§ Aim
Reproduce every line of the items below verbatim.
- - -
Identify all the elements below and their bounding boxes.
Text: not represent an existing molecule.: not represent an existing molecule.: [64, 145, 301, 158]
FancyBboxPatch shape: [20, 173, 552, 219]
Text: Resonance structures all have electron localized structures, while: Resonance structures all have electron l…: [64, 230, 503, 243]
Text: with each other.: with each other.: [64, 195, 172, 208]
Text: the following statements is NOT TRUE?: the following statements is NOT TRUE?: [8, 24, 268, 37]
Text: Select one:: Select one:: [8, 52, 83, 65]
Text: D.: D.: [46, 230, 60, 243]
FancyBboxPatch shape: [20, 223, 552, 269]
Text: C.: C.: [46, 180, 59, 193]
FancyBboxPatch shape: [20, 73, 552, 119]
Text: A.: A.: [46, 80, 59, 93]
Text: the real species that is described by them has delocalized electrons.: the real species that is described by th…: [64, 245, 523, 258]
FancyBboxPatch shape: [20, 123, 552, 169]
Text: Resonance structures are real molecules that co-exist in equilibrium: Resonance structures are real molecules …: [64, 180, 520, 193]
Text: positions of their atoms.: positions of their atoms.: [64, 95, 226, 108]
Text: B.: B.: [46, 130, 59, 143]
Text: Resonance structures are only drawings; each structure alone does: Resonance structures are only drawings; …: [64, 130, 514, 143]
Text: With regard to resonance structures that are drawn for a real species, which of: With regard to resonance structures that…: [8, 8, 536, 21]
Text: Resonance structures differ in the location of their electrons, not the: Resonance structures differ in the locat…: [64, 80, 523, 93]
- - -
§ Exercise solution
Identify all the elements below and their bounding boxes.
Text: not represent an existing molecule.: not represent an existing molecule.: [64, 145, 301, 158]
FancyBboxPatch shape: [20, 173, 552, 219]
Text: Resonance structures all have electron localized structures, while: Resonance structures all have electron l…: [64, 230, 503, 243]
Text: with each other.: with each other.: [64, 195, 172, 208]
Text: the following statements is NOT TRUE?: the following statements is NOT TRUE?: [8, 24, 268, 37]
Text: Select one:: Select one:: [8, 52, 83, 65]
Text: D.: D.: [46, 230, 60, 243]
FancyBboxPatch shape: [20, 223, 552, 269]
Text: C.: C.: [46, 180, 59, 193]
FancyBboxPatch shape: [20, 73, 552, 119]
Text: A.: A.: [46, 80, 59, 93]
Text: the real species that is described by them has delocalized electrons.: the real species that is described by th…: [64, 245, 523, 258]
FancyBboxPatch shape: [20, 123, 552, 169]
Text: Resonance structures are real molecules that co-exist in equilibrium: Resonance structures are real molecules …: [64, 180, 520, 193]
Text: positions of their atoms.: positions of their atoms.: [64, 95, 226, 108]
Text: B.: B.: [46, 130, 59, 143]
Text: Resonance structures are only drawings; each structure alone does: Resonance structures are only drawings; …: [64, 130, 514, 143]
Text: With regard to resonance structures that are drawn for a real species, which of: With regard to resonance structures that…: [8, 8, 536, 21]
Text: Resonance structures differ in the location of their electrons, not the: Resonance structures differ in the locat…: [64, 80, 523, 93]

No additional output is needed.